### Problem description
Write out every single entry exactly.

[Recorded data]
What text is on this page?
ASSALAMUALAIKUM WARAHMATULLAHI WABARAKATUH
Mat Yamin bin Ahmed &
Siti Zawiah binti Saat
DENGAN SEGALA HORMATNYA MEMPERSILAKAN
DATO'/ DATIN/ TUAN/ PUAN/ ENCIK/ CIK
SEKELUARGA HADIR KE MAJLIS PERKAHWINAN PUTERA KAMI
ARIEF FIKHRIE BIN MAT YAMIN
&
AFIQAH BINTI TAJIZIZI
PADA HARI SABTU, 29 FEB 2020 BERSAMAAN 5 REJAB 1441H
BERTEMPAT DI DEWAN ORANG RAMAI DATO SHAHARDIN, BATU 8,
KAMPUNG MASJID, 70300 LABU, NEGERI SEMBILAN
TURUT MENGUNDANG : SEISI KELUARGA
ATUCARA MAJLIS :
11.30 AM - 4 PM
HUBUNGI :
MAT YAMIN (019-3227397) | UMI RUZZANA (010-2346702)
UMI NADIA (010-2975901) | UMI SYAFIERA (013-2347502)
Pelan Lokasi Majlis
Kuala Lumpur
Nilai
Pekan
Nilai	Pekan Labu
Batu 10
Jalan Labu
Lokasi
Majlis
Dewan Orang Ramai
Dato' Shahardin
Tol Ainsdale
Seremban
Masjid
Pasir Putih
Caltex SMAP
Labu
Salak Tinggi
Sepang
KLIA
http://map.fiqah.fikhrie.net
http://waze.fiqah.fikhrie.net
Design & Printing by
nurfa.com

### Output
What text is on this page?
ASSALAMUALAIKUM WARAHMATULLAHI WABARAKATUH
Mat Yamin bin Ahmed &
Siti Zawiah binti Saat
DENGAN SEGALA HORMATNYA MEMPERSILAKAN
DATO'/ DATIN/ TUAN/ PUAN/ ENCIK/ CIK
SEKELUARGA HADIR KE MAJLIS PERKAHWINAN PUTERA KAMI
ARIEF FIKHRIE BIN MAT YAMIN
&
AFIQAH BINTI TAJIZIZI
PADA HARI SABTU, 29 FEB 2020 BERSAMAAN 5 REJAB 1441H
BERTEMPAT DI DEWAN ORANG RAMAI DATO SHAHARDIN, BATU 8,
KAMPUNG MASJID, 70300 LABU, NEGERI SEMBILAN
TURUT MENGUNDANG : SEISI KELUARGA
ATUCARA MAJLIS :
11.30 AM - 4 PM
HUBUNGI :
MAT YAMIN (019-3227397) | UMI RUZZANA (010-2346702)
UMI NADIA (010-2975901) | UMI SYAFIERA (013-2347502)
Pelan Lokasi Majlis
Kuala Lumpur
Nilai
Pekan
Nilai	Pekan Labu
Batu 10
Jalan Labu
Lokasi
Majlis
Dewan Orang Ramai
Dato' Shahardin
Tol Ainsdale
Seremban
Masjid
Pasir Putih
Caltex SMAP
Labu
Salak Tinggi
Sepang
KLIA
http://map.fiqah.fikhrie.net
http://waze.fiqah.fikhrie.net
Design & Printing by
nurfa.com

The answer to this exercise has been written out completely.